* **Quoted text**:
START
Stratified split. Positives and negatives are split independently into train and validation fractions (default val_fraction = 0.2) so that the positive rate is preserved on both sides. Shuffling uses a fixed seed (default 42) for reproducibility.
Optional class-balance control. Because the raw training set is extremely imbalanced (positive rate typically ≤ 1 %), the caller can pass neg_pos_ratio to subsample negatives independently on the train and validation splits. The default is None (keep all negatives); the results chapter documents the ratios used for each re-ranker iteration.
Optional per-sample weighting. When sample_weight is provided (for example, the Information Accretion of each GO term), the weights are attached to both the training and validation datasets so that high-weight samples contribute more to the LightGBM loss. This lets the re-ranker be trained directly against the IA-weighted Fmax metric used in CAFA Evaluation Protocol.
LightGBM training. The Booster is trained with the default hyperparameters below, merged with any overrides passed in the params argument. Early stopping is enabled on the validation split.

LightGBM default hyperparameters¶
Parameter	Default	Notes
`objective`	`binary`	Binary classification.
`metric`	`["binary_logloss", "auc"]`	Both are reported; early stopping uses the first metric.
`boosting_type`	`gbdt`	Standard gradient-boosted decision trees.
`num_leaves`	`31`	LightGBM default.
`learning_rate`	`0.01`	Low LR + early stopping; see `num_boost_round`.
`feature_fraction`	`0.8`	Column sub-sampling per tree (reduces overfitting).
`bagging_fraction`	`0.8`	Row sub-sampling per boosting round.
`bagging_freq`	`5`	Apply bagging every 5 iterations.
`seed`	`42`	Fixed for reproducibility.
`num_boost_round`	`1000`	Maximum boosting iterations.
`early_stopping_rounds`	`50`	Stop if validation logloss does not improve for 50 rounds.

Validation metrics ¶

After training, the validation set is scored and the following metrics are written to RerankerModel.metrics as a JSONB dict:

best_iteration: boosting round at which early stopping triggered.
END
* **Record list**:
START
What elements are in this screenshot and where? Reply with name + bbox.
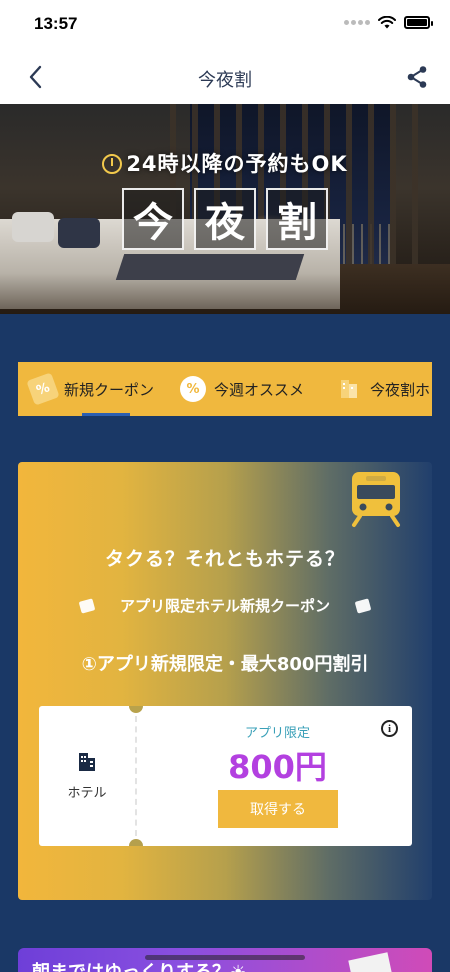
hero-banner: 24時以降の予約もOK 今 夜 割 bbox=[0, 104, 450, 314]
coupon-description: ①アプリ新規限定・最大800円割引 bbox=[81, 654, 369, 675]
page-title: 今夜割 bbox=[198, 70, 252, 91]
ticket-category: ホテル bbox=[39, 706, 135, 846]
share-icon bbox=[407, 66, 427, 88]
tab-weekly-recommend[interactable]: % 今週オススメ bbox=[180, 362, 304, 416]
hero-title-char: 夜 bbox=[194, 188, 256, 250]
get-coupon-button[interactable]: 取得する bbox=[218, 790, 338, 828]
status-time: 13:57 bbox=[34, 14, 78, 33]
coupon-tag-icon: % bbox=[26, 372, 60, 406]
train-icon bbox=[352, 472, 400, 527]
info-icon[interactable]: i bbox=[381, 720, 398, 737]
coupon-tag-icon bbox=[78, 598, 96, 614]
status-bar: 13:57 bbox=[0, 0, 450, 50]
ticket-perforation bbox=[135, 716, 137, 836]
coupon-tag-icon bbox=[354, 598, 372, 614]
main-content: % 新規クーポン % 今週オススメ 今夜割ホ タクる？それともホテる？ アプリ限… bbox=[0, 314, 450, 972]
home-indicator bbox=[145, 955, 305, 960]
app-limited-label: アプリ限定 bbox=[244, 726, 310, 741]
coupon-heading: タクる？それともホテる？ bbox=[104, 548, 345, 570]
hotel-building-icon bbox=[336, 376, 362, 402]
status-icons bbox=[344, 16, 433, 29]
ticket-category-label: ホテル bbox=[67, 785, 107, 801]
ticket-details: アプリ限定 800円 取得する bbox=[143, 706, 412, 846]
wifi-icon bbox=[378, 16, 396, 29]
tab-new-coupon[interactable]: % 新規クーポン bbox=[26, 362, 155, 416]
coupon-ticket: ホテル アプリ限定 800円 取得する i bbox=[39, 706, 412, 846]
cellular-signal-icon bbox=[344, 20, 370, 25]
hero-title-char: 今 bbox=[122, 188, 184, 250]
coupon-subtitle: アプリ限定ホテル新規クーポン bbox=[18, 595, 432, 616]
category-tabs: % 新規クーポン % 今週オススメ 今夜割ホ bbox=[18, 362, 432, 416]
hero-title: 今 夜 割 bbox=[0, 188, 450, 250]
next-campaign-text: 朝まではゆっくりする？☀ bbox=[32, 958, 246, 972]
next-campaign-banner[interactable]: 朝まではゆっくりする？☀ bbox=[18, 948, 432, 972]
battery-icon bbox=[404, 16, 433, 29]
hero-subtitle: 24時以降の予約もOK bbox=[0, 148, 450, 178]
hotel-building-icon bbox=[79, 752, 95, 771]
coupon-card: タクる？それともホテる？ アプリ限定ホテル新規クーポン ①アプリ新規限定・最大8… bbox=[18, 462, 432, 900]
navigation-bar: 今夜割 bbox=[0, 50, 450, 104]
coupon-price: 800円 bbox=[228, 748, 327, 786]
tab-label: 今週オススメ bbox=[214, 380, 305, 399]
percent-badge-icon: % bbox=[180, 376, 206, 402]
clock-icon bbox=[102, 154, 123, 174]
tab-selected-indicator bbox=[82, 413, 130, 416]
tab-tonight-hotel[interactable]: 今夜割ホ bbox=[336, 362, 430, 416]
share-button[interactable] bbox=[402, 62, 432, 92]
tab-label: 今夜割ホ bbox=[370, 380, 431, 399]
hero-title-char: 割 bbox=[266, 188, 328, 250]
tab-label: 新規クーポン bbox=[64, 380, 155, 399]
END
* **Tasks to carry out**:
1. In the LightGBM re-ranker text:
(a) What is the default val_fraction for the stratified split?
(b) What is the default value of neg_pos_ratio, and what does that default do?
(c) After how many rounds without improvement in validation logloss does training stop by default?
2. Carry the LightGBM re-ranker text forward from its last line.
None of the items matter here.

* **Expected results**:
1.
(a) 0.2
(b) None, which keeps all negatives.
(c) 50 rounds.

2.
val_auc: ROC-AUC on the validation split.
val_logloss: binary logloss at the best iteration.
val_precision / val_recall / val_f1: computed at the p ≥ 0.5 decision threshold. These are reported for quick inspection but are not the primary objective: the re-ranker is ultimately scored through the full CAFA evaluation pipeline (CAFA Evaluation Protocol), which uses IA-weighted Fmax per (category, namespace) cell.
train_samples / val_samples: row counts after any negative subsampling.
positive_rate: fraction of rows with label == 1 before any subsampling.

In addition, the training step returns a gain-based feature-importance dictionary (feature_name → total gain), which is persisted in RerankerModel.feature_importance. This is the signal used in Results to drive the three documented iterations of the re-ranker.

Note

Cross-validation is not performed inside the training operation. The temporal-holdout re-ranker design uses 13 historical GOA splits (releases 160 through 220) as independent training folds; that cross-validation loop now lives in protea-reranker-lab, which consumes the frozen parquet datasets PROTEA publishes via export_research_dataset (see export_research_dataset). The lab fits one booster per split and emits the run directory consumed by scripts/register_reranker.py. See Results for the aggregate numbers.

train_reranker_auto ¶

Operation name: train_reranker_auto (internal helper, not queued)

Note

Formerly a convenience variant that auto-selected the most recent PredictionSet and EvaluationSet and forwarded them to train_reranker. Like train_reranker it is no longer registered in the OperationRegistry. The class survives only as the in-process engine that ExportResearchDatasetOperation drives in dump_only mode to produce the frozen parquet triple consumed by the lab.

export_research_dataset ¶

Operation name: export_research_dataset; queue: protea.training

How to invoke this: see Registering a reranker from protea-reranker-lab in How-to Guides.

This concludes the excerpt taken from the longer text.